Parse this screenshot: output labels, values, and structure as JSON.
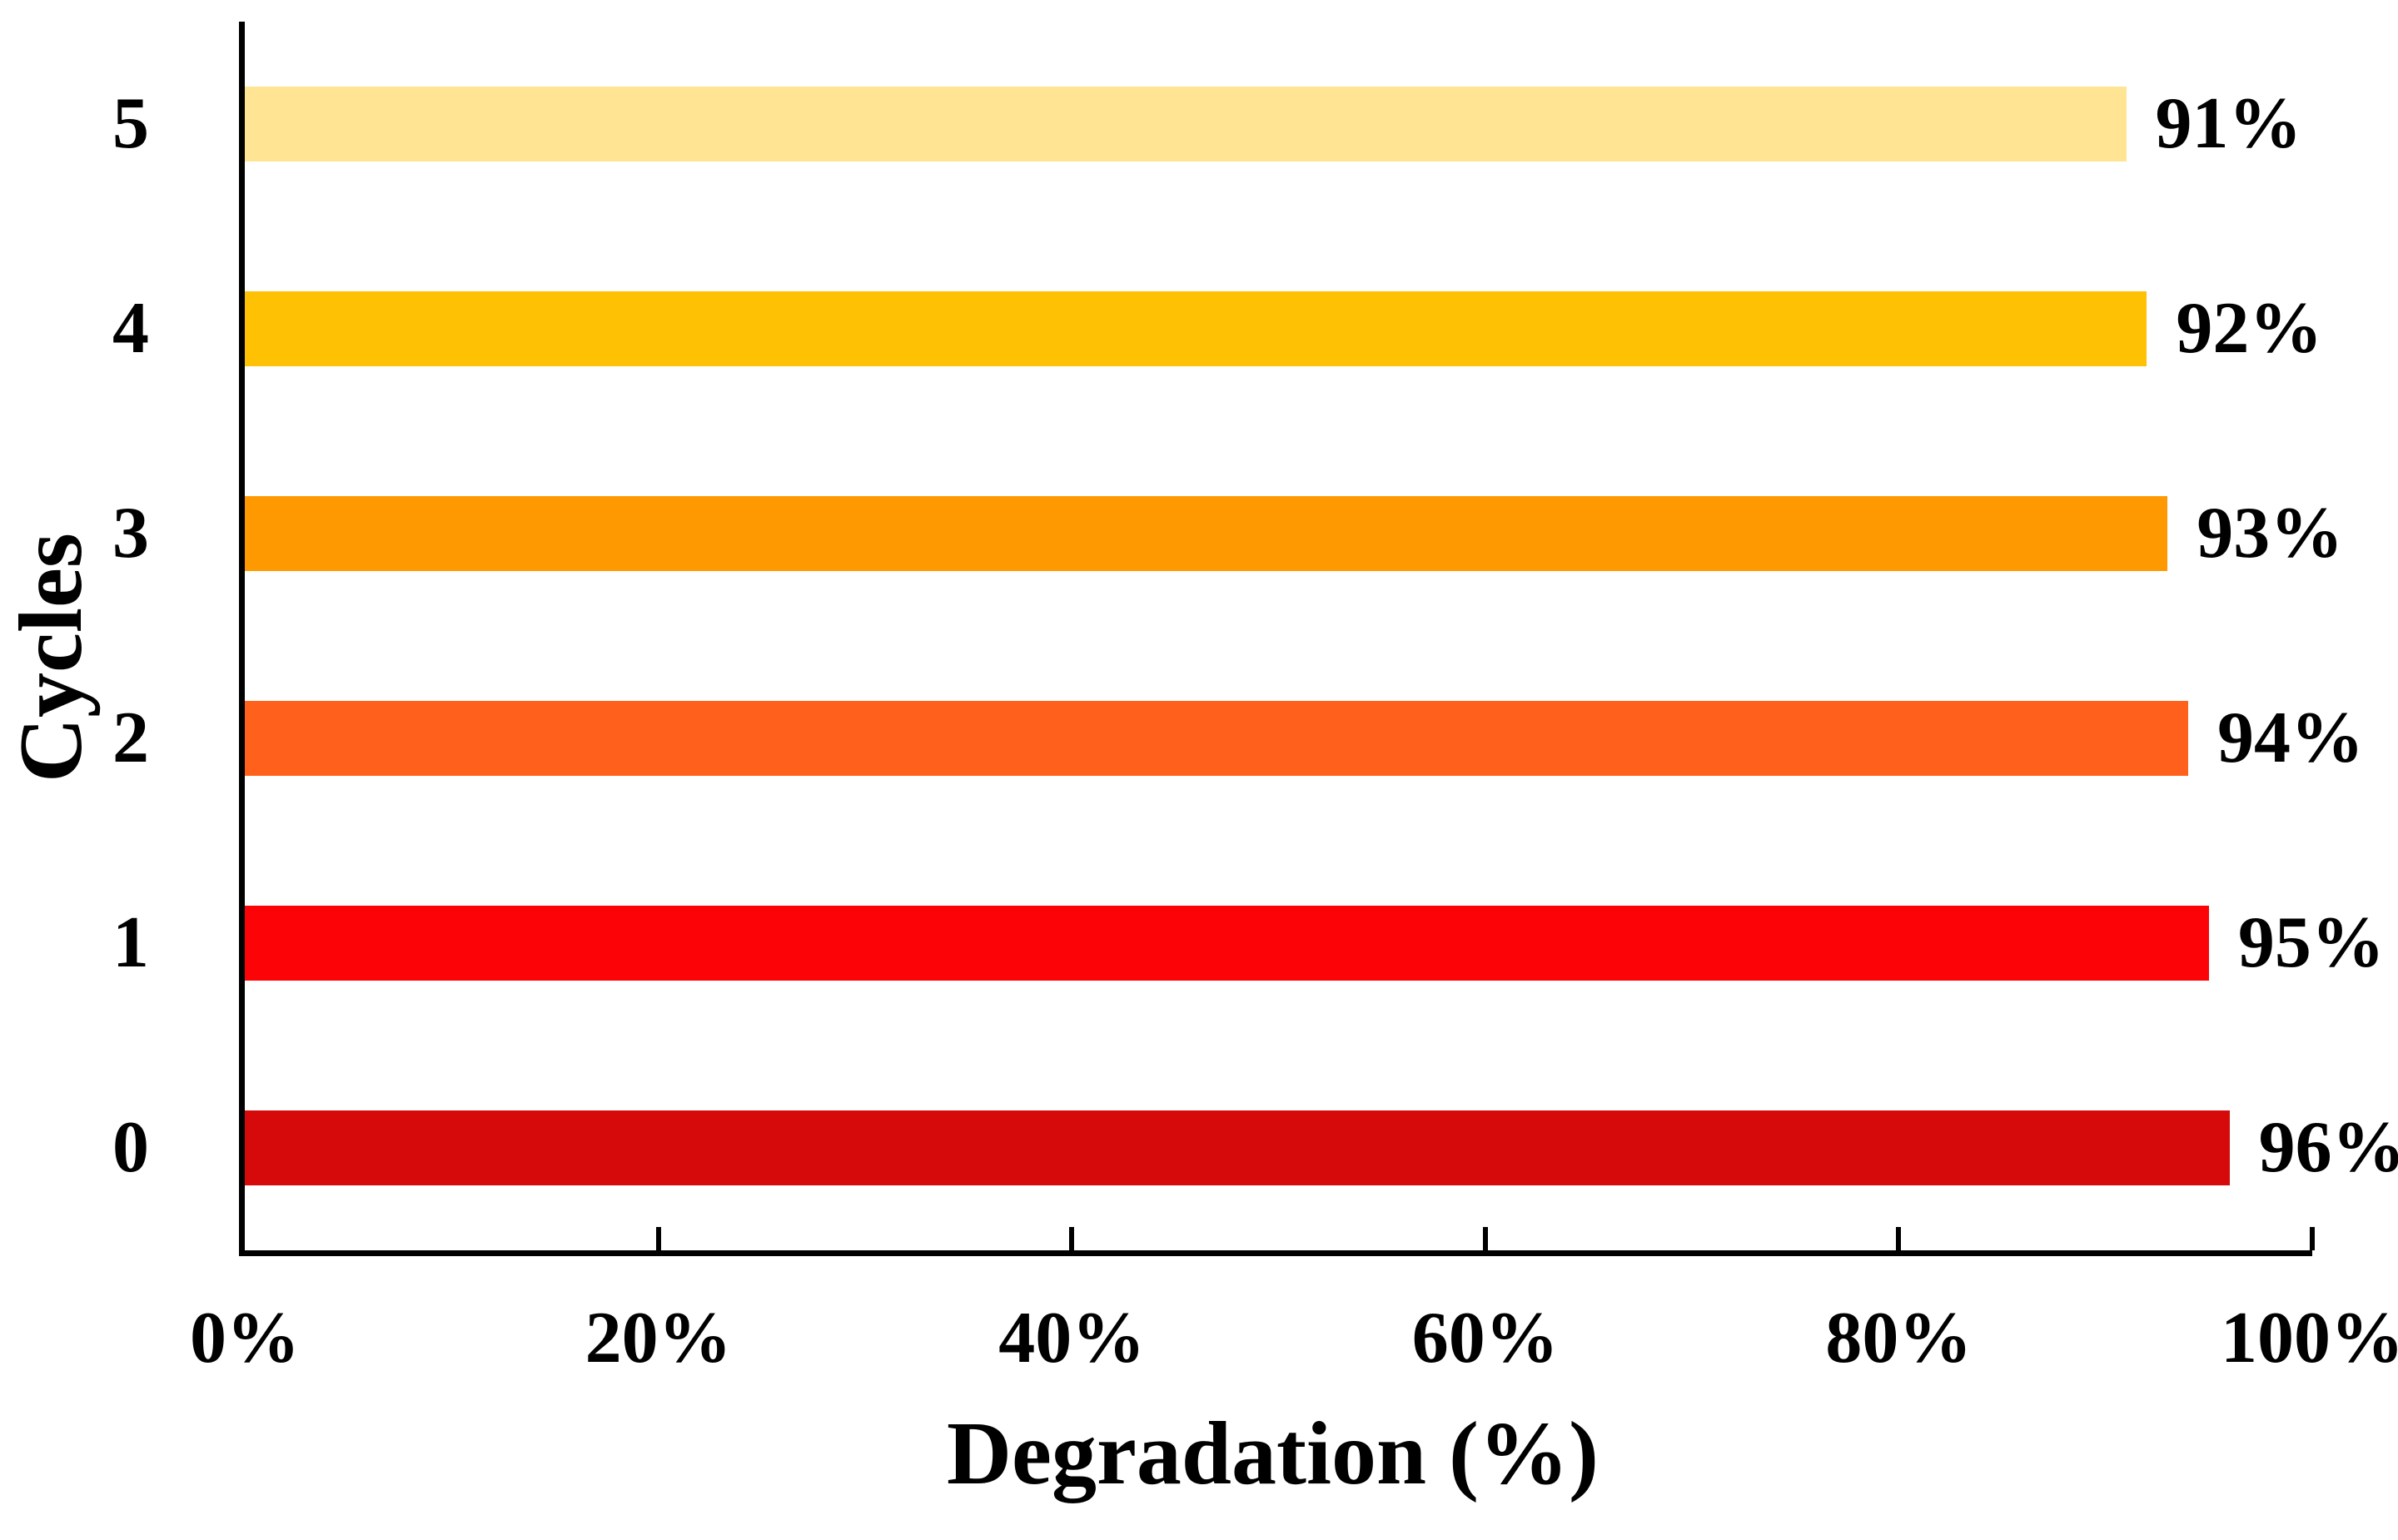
{
  "chart_data": {
    "type": "bar",
    "orientation": "horizontal",
    "title": "",
    "xlabel": "Degradation (%)",
    "ylabel": "Cycles",
    "categories": [
      "5",
      "4",
      "3",
      "2",
      "1",
      "0"
    ],
    "values": [
      91,
      92,
      93,
      94,
      95,
      96
    ],
    "bar_labels": [
      "91%",
      "92%",
      "93%",
      "94%",
      "95%",
      "96%"
    ],
    "bar_colors": [
      "#FFE593",
      "#FFC103",
      "#FF9901",
      "#FF611C",
      "#FB0307",
      "#D60A0A"
    ],
    "xlim": [
      0,
      100
    ],
    "x_tick_values": [
      0,
      20,
      40,
      60,
      80,
      100
    ],
    "x_tick_labels": [
      "0%",
      "20%",
      "40%",
      "60%",
      "80%",
      "100%"
    ],
    "grid": false,
    "legend": false,
    "axis_color": "#000000",
    "text_color": "#000000",
    "background_color": "#FFFFFF"
  }
}
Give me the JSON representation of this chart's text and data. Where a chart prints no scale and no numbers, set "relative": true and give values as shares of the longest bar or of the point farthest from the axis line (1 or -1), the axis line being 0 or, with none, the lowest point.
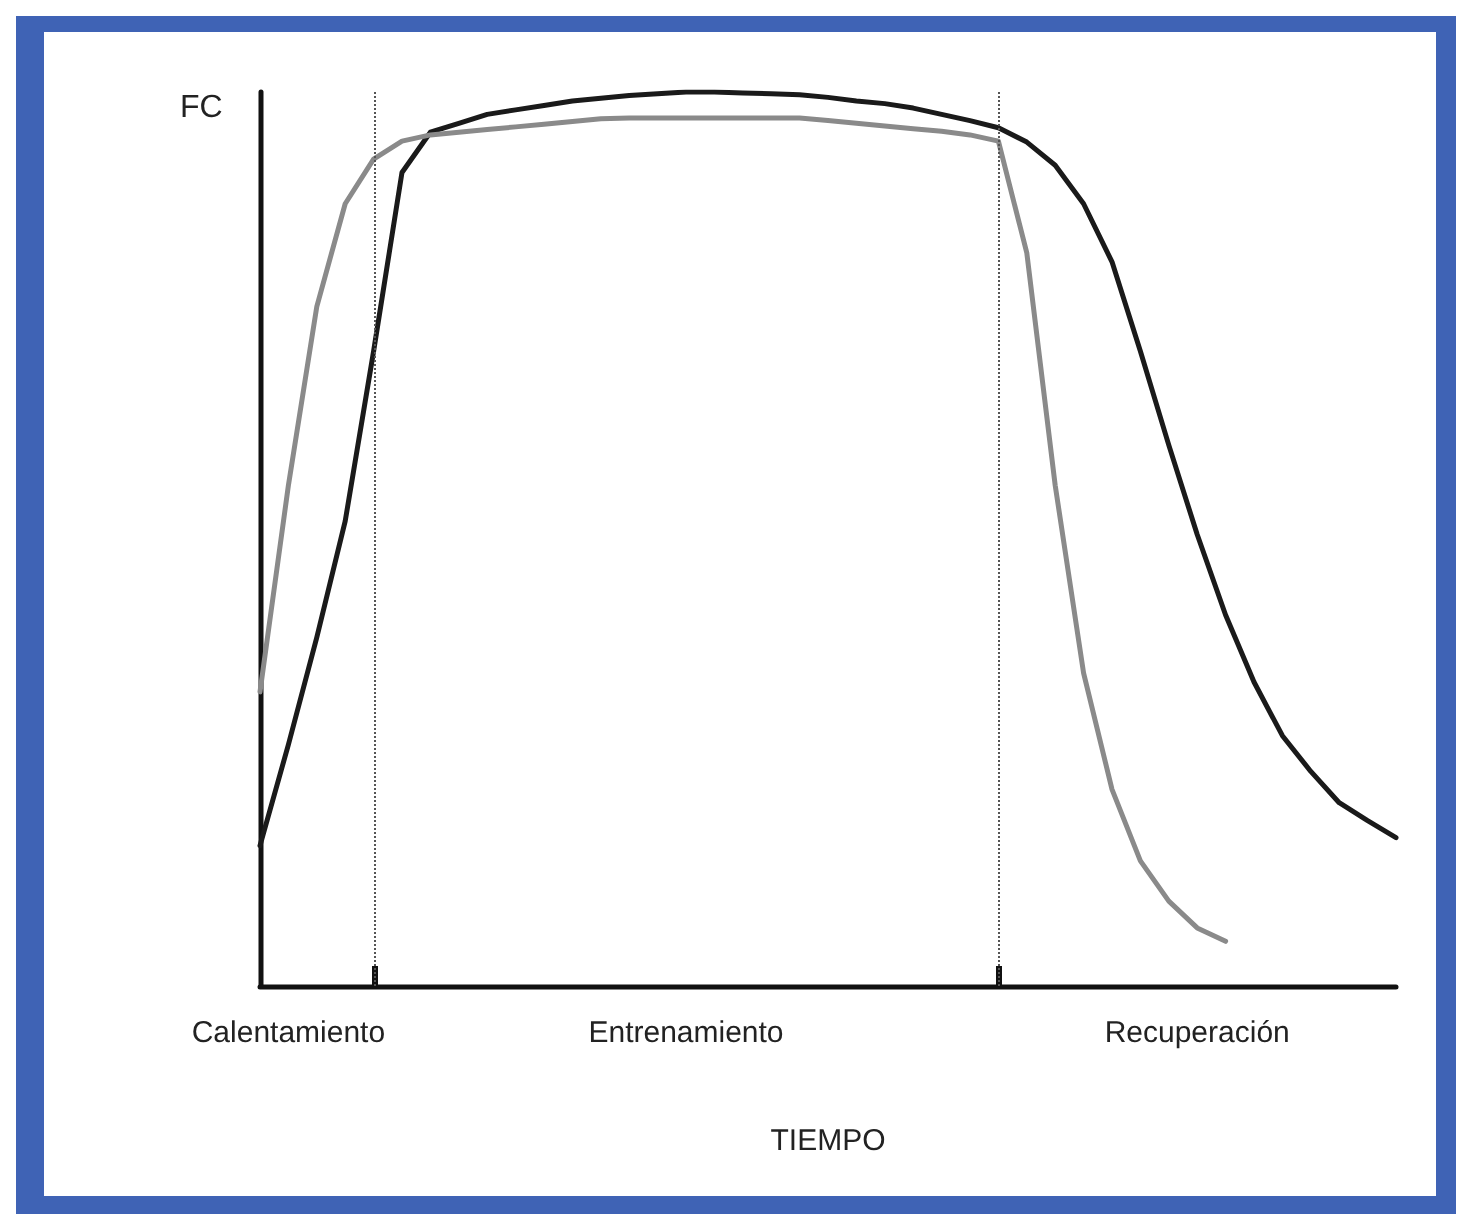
{
  "chart_data": {
    "type": "line",
    "relative": true,
    "ylabel": "FC",
    "xlabel": "TIEMPO",
    "marker": "none",
    "line_style": "solid",
    "categories": [
      null,
      "Calentamiento",
      null,
      null,
      null,
      null,
      null,
      null,
      null,
      null,
      null,
      null,
      null,
      null,
      null,
      "Entrenamiento",
      null,
      null,
      null,
      null,
      null,
      null,
      null,
      null,
      null,
      null,
      null,
      null,
      null,
      null,
      null,
      null,
      null,
      "Recuperación",
      null,
      null,
      null,
      null,
      null,
      null,
      null
    ],
    "series": [
      {
        "color": "#1a1a1a",
        "values": [
          0.157,
          0.27,
          0.39,
          0.52,
          0.71,
          0.91,
          0.955,
          0.965,
          0.975,
          0.98,
          0.985,
          0.99,
          0.993,
          0.996,
          0.998,
          1.0,
          1.0,
          0.999,
          0.998,
          0.997,
          0.994,
          0.99,
          0.987,
          0.982,
          0.975,
          0.968,
          0.96,
          0.944,
          0.918,
          0.875,
          0.81,
          0.71,
          0.605,
          0.505,
          0.415,
          0.34,
          0.28,
          0.24,
          0.205,
          0.185,
          0.166
        ]
      },
      {
        "color": "#8a8a8a",
        "values": [
          0.329,
          0.56,
          0.76,
          0.875,
          0.925,
          0.945,
          0.952,
          0.955,
          0.958,
          0.961,
          0.964,
          0.967,
          0.97,
          0.971,
          0.971,
          0.971,
          0.971,
          0.971,
          0.971,
          0.971,
          0.968,
          0.965,
          0.962,
          0.959,
          0.956,
          0.952,
          0.945,
          0.82,
          0.56,
          0.35,
          0.22,
          0.14,
          0.095,
          0.065,
          0.05,
          null,
          null,
          null,
          null,
          null,
          null
        ]
      }
    ]
  }
}
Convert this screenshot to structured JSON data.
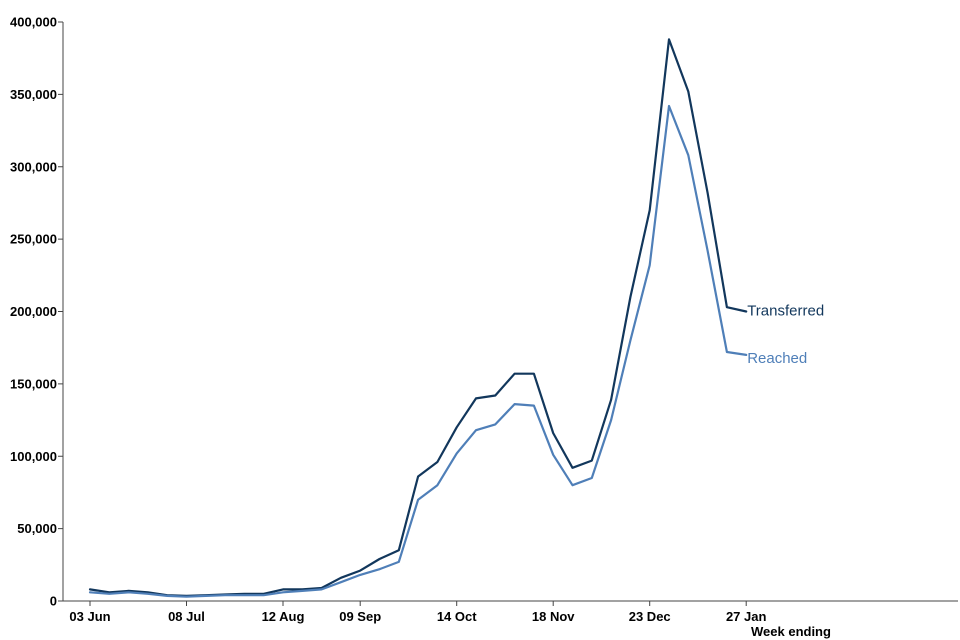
{
  "chart_data": {
    "type": "line",
    "xlabel": "Week ending",
    "ylabel": "",
    "ylim": [
      0,
      400000
    ],
    "y_ticks": [
      "0",
      "50,000",
      "100,000",
      "150,000",
      "200,000",
      "250,000",
      "300,000",
      "350,000",
      "400,000"
    ],
    "x": [
      "03 Jun",
      "10 Jun",
      "17 Jun",
      "24 Jun",
      "01 Jul",
      "08 Jul",
      "15 Jul",
      "22 Jul",
      "29 Jul",
      "05 Aug",
      "12 Aug",
      "19 Aug",
      "26 Aug",
      "02 Sep",
      "09 Sep",
      "16 Sep",
      "23 Sep",
      "30 Sep",
      "07 Oct",
      "14 Oct",
      "21 Oct",
      "28 Oct",
      "04 Nov",
      "11 Nov",
      "18 Nov",
      "25 Nov",
      "02 Dec",
      "09 Dec",
      "16 Dec",
      "23 Dec",
      "30 Dec",
      "06 Jan",
      "13 Jan",
      "20 Jan",
      "27 Jan"
    ],
    "x_tick_labels": [
      "03 Jun",
      "08 Jul",
      "12 Aug",
      "09 Sep",
      "14 Oct",
      "18 Nov",
      "23 Dec",
      "27 Jan"
    ],
    "grid": false,
    "series": [
      {
        "name": "Transferred",
        "color": "#12375c",
        "values": [
          8000,
          6000,
          7000,
          6000,
          4000,
          3500,
          4000,
          4500,
          5000,
          5000,
          8000,
          8000,
          9000,
          16000,
          21000,
          29000,
          35000,
          86000,
          96000,
          120000,
          140000,
          142000,
          157000,
          157000,
          116000,
          92000,
          97000,
          139000,
          210000,
          270000,
          388000,
          352000,
          282000,
          203000,
          200000
        ]
      },
      {
        "name": "Reached",
        "color": "#4f7fb8",
        "values": [
          6000,
          5000,
          6000,
          5000,
          3500,
          3000,
          3500,
          4000,
          4000,
          4000,
          6000,
          7000,
          8000,
          13000,
          18000,
          22000,
          27000,
          70000,
          80000,
          102000,
          118000,
          122000,
          136000,
          135000,
          101000,
          80000,
          85000,
          125000,
          180000,
          232000,
          342000,
          308000,
          242000,
          172000,
          170000
        ]
      }
    ]
  }
}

■ BRIEF
Copy each line above where the string "JSON" occurs.

■ WRITTEN RESPONSE
Parse this screenshot: output labels, values, and structure as JSON.
Give me the JSON representation of this chart's text and data. Where a chart prints no scale and no numbers, set "relative": true and give values as shares of the longest bar or of the point farthest from the axis line (1 or -1), the axis line being 0 or, with none, the lowest point.
Convert this screenshot to structured JSON data.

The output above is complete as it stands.